● WHAT THIS TASK INVOLVES
From the listing below, pull out all lines with "image" in them.

### RECORDS FOR PROCESSING ###

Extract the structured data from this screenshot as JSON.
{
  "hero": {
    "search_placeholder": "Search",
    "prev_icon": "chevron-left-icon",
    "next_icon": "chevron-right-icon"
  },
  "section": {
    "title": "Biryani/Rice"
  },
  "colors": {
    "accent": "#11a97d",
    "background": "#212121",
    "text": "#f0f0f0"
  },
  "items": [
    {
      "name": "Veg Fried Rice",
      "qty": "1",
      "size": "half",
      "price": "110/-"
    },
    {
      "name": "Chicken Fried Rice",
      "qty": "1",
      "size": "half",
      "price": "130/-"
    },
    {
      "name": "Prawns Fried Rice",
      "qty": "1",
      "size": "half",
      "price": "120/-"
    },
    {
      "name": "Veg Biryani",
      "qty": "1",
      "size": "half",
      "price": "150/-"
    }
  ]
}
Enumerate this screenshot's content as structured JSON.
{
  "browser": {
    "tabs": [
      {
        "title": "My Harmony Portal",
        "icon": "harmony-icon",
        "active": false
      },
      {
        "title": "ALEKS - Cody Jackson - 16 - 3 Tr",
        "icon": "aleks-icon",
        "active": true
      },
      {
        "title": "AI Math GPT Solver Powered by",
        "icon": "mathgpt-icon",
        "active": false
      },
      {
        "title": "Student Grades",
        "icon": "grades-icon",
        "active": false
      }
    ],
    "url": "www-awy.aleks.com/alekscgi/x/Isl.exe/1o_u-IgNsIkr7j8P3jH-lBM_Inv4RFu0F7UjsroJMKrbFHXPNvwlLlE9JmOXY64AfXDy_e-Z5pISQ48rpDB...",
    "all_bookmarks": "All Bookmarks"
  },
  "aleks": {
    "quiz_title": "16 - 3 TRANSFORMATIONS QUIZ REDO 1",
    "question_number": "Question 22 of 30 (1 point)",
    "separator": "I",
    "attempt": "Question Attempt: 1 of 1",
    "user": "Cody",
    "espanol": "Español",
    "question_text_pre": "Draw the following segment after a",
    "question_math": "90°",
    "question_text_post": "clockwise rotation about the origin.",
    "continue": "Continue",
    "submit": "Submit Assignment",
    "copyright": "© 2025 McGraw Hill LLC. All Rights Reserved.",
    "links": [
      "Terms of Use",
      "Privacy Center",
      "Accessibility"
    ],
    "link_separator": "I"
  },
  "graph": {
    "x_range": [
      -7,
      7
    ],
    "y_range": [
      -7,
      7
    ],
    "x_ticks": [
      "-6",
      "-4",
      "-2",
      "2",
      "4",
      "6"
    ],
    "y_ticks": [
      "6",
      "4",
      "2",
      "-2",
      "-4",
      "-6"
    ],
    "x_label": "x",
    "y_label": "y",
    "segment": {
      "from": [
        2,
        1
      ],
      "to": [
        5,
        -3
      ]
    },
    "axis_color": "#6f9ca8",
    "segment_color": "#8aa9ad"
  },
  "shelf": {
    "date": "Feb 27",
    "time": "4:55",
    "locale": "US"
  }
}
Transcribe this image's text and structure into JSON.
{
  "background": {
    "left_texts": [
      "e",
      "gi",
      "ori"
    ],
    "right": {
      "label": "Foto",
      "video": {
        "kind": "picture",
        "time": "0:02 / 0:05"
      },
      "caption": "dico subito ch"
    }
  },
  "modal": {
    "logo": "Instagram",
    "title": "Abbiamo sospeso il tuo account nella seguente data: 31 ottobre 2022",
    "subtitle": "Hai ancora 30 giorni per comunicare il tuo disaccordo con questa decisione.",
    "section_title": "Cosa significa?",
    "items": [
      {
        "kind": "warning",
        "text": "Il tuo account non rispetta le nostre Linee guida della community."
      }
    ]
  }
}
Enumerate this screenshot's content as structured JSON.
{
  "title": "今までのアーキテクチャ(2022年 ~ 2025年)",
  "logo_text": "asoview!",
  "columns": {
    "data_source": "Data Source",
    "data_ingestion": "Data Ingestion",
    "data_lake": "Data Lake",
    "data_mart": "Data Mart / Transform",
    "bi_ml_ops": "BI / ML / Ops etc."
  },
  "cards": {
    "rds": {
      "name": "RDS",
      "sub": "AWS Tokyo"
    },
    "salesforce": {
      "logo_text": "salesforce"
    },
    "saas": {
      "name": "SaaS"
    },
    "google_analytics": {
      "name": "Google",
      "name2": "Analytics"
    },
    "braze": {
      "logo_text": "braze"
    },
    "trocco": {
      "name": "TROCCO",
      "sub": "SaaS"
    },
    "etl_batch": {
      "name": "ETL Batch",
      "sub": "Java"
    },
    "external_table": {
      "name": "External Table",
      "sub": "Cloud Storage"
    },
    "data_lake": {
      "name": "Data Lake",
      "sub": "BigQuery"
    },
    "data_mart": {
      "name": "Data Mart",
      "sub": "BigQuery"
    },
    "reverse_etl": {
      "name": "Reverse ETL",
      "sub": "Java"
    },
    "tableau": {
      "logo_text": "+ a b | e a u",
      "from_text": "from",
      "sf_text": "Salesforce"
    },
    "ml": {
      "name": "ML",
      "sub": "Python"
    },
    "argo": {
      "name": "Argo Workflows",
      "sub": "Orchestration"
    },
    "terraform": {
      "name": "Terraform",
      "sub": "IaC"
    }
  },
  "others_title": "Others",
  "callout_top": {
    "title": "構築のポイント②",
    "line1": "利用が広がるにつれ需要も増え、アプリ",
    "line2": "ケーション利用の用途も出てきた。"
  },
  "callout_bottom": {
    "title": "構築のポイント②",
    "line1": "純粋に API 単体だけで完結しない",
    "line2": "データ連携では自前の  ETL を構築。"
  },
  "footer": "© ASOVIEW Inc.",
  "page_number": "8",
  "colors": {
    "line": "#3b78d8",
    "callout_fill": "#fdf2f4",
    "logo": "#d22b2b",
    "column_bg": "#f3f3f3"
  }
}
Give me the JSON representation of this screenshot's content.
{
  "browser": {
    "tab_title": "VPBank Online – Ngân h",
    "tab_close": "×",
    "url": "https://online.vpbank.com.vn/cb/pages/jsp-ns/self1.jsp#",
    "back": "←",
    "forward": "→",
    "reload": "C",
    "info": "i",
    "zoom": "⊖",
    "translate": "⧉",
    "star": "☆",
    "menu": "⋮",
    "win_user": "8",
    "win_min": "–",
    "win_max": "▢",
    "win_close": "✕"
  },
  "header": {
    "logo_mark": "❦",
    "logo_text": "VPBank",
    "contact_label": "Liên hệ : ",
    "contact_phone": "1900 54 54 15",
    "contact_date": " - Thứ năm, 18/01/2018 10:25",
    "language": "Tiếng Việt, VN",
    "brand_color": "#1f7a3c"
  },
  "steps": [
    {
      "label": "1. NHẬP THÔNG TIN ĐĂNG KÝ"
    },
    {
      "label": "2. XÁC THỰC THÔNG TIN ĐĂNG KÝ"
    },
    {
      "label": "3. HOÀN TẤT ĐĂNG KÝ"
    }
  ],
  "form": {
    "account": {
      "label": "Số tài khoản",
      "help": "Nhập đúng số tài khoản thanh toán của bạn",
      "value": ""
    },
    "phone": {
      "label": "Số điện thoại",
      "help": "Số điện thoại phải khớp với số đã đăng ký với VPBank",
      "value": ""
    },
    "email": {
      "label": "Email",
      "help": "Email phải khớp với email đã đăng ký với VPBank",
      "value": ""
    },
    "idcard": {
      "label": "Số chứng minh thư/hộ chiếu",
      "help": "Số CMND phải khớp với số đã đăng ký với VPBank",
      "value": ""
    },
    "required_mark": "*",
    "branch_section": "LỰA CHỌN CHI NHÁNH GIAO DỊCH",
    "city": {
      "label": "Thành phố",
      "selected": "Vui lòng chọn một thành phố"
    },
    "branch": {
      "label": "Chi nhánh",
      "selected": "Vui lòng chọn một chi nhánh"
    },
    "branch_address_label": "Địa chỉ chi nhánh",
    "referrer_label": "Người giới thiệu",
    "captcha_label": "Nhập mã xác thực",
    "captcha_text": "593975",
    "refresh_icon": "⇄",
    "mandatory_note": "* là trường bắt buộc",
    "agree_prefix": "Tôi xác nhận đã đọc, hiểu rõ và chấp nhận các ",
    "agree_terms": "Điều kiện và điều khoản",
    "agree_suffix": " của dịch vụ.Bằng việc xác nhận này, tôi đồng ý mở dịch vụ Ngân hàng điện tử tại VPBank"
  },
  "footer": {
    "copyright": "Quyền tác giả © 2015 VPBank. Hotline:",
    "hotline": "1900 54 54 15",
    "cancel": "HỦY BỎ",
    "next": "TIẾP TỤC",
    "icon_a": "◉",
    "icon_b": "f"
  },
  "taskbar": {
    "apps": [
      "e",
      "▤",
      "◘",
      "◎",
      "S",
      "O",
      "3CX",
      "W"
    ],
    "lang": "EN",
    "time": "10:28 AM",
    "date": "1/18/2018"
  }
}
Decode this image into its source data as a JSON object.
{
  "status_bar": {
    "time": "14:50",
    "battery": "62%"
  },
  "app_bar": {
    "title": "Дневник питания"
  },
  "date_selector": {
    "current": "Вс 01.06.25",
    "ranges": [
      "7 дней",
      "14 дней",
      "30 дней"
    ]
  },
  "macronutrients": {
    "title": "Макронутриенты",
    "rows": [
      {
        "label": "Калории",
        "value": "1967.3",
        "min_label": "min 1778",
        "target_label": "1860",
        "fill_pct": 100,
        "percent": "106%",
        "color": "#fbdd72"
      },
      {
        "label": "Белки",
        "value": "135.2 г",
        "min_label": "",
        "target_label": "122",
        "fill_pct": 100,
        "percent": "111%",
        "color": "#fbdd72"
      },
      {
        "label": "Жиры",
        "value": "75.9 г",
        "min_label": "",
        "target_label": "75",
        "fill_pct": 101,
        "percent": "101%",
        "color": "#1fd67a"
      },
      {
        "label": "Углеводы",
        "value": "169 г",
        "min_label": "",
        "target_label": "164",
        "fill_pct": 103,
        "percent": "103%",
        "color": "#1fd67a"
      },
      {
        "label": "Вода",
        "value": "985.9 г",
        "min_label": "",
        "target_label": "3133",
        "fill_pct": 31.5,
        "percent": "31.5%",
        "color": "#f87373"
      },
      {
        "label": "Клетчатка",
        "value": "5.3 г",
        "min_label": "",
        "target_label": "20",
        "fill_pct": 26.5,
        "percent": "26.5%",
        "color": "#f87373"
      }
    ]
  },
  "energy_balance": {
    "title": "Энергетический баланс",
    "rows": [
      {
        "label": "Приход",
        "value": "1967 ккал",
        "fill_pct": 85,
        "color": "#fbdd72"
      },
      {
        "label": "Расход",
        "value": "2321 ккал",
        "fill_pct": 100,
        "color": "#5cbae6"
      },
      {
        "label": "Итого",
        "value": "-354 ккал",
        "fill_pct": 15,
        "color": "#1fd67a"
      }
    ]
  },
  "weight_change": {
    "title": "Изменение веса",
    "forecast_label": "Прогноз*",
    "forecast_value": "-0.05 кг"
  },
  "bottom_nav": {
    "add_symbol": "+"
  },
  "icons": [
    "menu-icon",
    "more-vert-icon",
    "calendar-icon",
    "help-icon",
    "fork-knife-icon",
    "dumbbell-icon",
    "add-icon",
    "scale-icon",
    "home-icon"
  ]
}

###

● FINAL RESULT
Transcribe this image's text and structure into JSON.
Decode this image into its source data as a JSON object.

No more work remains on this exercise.